→ **Written instruction**: Collect each line of the records containing the string "million".

=-=-=-=-=

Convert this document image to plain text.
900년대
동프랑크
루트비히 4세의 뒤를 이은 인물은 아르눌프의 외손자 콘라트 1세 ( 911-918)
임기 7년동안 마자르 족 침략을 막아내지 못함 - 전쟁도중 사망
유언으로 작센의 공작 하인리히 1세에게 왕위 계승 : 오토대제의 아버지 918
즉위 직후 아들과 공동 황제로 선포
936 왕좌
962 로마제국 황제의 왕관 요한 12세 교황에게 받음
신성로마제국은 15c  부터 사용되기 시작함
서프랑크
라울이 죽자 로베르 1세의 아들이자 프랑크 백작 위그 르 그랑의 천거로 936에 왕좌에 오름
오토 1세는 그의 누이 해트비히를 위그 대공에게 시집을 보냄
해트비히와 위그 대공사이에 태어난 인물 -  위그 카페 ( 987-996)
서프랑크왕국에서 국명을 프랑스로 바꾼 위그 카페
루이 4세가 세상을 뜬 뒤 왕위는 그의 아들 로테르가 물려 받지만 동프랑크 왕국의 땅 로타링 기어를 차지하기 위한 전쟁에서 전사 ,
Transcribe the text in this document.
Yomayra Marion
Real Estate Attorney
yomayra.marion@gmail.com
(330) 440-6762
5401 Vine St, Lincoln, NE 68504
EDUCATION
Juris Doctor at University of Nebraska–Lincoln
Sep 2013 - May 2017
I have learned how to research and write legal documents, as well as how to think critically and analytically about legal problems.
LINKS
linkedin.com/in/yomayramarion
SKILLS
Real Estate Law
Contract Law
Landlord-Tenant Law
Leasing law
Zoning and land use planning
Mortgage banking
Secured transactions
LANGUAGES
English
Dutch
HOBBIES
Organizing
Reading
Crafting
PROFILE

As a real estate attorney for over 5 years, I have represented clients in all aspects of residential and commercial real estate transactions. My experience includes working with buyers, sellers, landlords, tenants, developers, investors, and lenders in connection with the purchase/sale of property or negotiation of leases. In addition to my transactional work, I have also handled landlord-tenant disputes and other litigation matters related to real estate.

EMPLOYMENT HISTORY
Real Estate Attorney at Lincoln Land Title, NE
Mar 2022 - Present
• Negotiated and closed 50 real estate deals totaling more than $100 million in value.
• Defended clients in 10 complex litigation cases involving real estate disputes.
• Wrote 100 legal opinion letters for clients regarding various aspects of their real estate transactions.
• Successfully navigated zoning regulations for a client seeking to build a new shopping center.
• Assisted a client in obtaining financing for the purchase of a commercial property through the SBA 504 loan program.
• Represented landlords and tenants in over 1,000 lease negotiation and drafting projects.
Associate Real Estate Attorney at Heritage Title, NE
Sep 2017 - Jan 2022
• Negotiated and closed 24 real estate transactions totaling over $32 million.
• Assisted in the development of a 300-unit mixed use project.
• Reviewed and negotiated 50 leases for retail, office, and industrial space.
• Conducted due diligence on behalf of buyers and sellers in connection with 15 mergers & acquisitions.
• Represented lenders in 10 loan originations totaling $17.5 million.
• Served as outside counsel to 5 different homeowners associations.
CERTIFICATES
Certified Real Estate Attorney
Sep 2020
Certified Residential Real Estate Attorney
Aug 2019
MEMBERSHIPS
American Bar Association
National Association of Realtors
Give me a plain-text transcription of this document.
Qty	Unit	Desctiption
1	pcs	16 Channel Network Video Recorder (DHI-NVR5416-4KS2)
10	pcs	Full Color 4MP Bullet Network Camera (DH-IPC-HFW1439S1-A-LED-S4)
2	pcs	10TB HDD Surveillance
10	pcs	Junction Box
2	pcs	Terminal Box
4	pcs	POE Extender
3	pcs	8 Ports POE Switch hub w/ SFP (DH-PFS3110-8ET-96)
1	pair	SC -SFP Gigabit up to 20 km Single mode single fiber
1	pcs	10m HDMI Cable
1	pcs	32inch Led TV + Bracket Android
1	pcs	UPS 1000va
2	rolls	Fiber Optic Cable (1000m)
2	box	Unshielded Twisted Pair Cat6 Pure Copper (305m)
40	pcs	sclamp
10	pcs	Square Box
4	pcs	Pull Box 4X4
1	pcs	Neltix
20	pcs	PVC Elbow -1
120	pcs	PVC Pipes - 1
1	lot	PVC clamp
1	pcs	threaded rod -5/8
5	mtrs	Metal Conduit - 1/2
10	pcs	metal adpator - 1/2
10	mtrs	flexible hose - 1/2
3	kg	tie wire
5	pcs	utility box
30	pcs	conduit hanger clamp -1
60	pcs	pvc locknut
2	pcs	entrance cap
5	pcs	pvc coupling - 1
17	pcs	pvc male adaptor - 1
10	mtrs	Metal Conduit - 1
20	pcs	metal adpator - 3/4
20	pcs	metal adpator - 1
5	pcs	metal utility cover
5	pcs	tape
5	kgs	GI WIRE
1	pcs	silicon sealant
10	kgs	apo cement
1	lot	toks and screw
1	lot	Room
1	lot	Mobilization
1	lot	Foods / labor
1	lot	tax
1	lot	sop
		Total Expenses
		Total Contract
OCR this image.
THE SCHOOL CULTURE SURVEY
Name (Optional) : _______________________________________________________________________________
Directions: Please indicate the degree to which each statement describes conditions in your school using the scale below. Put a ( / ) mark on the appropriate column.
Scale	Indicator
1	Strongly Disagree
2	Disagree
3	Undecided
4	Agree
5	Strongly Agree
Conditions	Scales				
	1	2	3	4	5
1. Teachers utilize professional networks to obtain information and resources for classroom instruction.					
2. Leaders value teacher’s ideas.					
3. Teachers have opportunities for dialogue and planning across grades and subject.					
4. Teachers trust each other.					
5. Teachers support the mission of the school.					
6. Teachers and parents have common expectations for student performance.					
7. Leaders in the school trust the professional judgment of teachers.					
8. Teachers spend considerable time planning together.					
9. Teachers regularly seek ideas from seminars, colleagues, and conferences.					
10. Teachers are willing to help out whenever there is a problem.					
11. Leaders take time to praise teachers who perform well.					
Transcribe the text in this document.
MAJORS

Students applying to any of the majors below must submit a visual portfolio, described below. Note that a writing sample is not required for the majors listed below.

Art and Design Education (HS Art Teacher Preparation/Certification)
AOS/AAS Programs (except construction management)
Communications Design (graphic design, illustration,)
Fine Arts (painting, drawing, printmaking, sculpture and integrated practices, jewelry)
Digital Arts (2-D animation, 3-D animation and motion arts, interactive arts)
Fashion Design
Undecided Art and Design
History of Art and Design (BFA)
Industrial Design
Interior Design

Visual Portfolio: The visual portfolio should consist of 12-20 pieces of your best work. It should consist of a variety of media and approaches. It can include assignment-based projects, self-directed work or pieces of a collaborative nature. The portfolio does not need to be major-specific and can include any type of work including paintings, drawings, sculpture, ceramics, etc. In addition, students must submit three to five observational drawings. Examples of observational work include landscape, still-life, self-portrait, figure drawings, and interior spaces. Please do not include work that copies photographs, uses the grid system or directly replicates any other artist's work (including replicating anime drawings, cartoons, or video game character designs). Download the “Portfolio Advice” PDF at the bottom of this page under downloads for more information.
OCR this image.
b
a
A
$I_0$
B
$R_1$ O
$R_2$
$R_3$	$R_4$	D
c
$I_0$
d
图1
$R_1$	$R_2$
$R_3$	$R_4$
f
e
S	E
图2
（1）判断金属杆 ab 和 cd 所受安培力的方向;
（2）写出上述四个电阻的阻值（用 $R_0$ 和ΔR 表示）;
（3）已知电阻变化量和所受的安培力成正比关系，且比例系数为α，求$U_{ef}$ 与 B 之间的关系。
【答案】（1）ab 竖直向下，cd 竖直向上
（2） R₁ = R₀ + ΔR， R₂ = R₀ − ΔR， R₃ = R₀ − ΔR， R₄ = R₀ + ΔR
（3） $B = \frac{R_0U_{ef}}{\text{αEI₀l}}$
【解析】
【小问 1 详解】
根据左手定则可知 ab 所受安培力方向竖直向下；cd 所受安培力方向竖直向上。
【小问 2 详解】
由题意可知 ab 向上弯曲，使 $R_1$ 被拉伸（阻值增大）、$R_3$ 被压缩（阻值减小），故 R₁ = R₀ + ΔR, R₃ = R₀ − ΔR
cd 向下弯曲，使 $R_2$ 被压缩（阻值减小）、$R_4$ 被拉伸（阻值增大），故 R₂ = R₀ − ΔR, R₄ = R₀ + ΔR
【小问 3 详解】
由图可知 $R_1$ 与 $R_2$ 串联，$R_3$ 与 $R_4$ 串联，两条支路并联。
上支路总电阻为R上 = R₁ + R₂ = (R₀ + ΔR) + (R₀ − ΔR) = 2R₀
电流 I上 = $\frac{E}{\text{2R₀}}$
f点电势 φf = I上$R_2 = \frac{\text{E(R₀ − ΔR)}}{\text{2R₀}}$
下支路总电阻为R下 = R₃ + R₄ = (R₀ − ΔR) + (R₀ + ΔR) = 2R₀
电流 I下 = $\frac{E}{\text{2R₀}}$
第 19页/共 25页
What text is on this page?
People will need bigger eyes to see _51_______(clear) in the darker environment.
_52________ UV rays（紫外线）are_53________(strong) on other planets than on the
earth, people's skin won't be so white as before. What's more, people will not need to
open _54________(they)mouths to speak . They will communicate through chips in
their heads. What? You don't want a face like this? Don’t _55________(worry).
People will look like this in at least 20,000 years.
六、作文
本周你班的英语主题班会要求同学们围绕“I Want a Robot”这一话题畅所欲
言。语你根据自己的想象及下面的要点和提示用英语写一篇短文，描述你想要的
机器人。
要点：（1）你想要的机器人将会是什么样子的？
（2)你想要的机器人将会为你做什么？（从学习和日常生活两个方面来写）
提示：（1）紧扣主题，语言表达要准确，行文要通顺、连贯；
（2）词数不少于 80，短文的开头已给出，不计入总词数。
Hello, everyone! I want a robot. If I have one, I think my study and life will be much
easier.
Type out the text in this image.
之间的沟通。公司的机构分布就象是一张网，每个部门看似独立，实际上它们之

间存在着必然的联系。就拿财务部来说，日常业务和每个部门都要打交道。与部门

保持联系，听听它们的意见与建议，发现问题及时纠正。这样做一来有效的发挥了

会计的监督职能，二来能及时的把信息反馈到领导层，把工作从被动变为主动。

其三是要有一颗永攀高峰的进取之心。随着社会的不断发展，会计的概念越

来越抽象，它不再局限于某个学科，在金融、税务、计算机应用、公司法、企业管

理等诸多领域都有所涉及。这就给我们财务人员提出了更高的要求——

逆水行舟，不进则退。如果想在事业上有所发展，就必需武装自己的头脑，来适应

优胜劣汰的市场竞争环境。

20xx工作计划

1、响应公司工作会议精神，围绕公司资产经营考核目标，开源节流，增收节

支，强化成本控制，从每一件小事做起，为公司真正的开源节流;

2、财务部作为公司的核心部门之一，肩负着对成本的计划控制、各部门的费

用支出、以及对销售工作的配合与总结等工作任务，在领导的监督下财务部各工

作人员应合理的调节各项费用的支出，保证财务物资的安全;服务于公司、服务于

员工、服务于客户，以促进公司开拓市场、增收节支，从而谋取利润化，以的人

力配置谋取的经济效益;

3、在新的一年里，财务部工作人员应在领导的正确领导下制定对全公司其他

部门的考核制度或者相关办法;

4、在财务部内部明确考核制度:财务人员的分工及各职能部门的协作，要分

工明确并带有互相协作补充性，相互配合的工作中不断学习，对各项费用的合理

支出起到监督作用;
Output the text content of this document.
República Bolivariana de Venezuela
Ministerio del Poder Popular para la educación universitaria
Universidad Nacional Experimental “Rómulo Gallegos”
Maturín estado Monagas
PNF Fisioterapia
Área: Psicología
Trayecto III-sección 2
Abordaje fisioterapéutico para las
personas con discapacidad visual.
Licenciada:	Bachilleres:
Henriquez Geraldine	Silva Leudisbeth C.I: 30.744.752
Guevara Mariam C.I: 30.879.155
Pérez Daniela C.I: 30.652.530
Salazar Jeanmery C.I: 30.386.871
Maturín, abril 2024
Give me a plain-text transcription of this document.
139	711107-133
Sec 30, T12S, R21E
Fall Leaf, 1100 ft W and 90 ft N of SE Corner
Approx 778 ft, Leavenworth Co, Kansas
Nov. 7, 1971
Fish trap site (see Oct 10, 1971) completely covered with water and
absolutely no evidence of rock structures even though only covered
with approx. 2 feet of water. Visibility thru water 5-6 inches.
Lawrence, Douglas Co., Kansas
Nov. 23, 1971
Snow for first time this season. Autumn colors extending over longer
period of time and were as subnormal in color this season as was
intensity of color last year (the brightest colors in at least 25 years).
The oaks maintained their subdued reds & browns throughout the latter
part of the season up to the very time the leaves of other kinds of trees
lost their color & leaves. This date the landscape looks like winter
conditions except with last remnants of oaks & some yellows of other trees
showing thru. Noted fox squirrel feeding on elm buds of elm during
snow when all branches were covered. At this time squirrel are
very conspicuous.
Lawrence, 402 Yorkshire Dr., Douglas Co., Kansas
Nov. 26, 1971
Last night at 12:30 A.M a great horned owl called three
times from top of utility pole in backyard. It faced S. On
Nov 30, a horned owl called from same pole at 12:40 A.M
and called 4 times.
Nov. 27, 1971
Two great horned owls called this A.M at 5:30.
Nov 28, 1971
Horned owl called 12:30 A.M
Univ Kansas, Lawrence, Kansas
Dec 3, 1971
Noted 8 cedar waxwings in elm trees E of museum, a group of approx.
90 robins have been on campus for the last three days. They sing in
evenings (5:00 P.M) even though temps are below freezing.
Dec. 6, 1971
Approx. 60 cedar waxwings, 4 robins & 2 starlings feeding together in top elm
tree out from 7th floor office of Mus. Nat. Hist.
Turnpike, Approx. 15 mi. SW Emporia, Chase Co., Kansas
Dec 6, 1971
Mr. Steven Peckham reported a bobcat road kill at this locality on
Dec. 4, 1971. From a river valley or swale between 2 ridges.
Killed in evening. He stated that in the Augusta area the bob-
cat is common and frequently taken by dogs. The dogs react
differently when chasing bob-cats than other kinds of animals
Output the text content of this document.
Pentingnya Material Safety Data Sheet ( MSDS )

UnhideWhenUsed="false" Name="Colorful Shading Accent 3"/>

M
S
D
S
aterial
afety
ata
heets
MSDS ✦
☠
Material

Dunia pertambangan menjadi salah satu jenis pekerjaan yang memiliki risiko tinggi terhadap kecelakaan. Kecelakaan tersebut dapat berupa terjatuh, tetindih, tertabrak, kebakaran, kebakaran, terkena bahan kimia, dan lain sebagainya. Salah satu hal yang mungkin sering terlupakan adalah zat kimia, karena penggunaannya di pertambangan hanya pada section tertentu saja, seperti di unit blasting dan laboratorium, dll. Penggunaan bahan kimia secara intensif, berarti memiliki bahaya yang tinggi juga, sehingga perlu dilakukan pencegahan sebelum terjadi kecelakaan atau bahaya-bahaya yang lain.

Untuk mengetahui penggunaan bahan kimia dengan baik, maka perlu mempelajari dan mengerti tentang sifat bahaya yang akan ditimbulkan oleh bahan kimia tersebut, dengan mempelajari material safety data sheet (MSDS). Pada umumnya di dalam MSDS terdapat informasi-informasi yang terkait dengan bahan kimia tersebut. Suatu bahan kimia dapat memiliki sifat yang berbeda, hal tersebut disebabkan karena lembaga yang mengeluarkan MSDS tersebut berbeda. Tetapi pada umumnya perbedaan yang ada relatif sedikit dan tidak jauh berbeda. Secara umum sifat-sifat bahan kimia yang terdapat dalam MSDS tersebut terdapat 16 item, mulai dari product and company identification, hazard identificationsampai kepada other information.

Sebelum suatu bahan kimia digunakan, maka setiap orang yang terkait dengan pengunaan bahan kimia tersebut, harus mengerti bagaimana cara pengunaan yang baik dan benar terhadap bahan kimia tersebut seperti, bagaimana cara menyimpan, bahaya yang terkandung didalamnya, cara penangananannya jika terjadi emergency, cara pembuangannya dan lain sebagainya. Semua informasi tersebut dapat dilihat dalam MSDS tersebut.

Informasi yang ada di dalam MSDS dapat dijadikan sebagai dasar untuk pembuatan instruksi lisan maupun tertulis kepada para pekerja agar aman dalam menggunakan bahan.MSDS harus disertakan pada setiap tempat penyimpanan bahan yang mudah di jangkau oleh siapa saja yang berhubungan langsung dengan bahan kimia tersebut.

=-=-=-=-=

→ **Task response**:
• Negotiated and closed 50 real estate deals totaling more than $100 million in value.
• Negotiated and closed 24 real estate transactions totaling over $32 million.
• Represented lenders in 10 loan originations totaling $17.5 million.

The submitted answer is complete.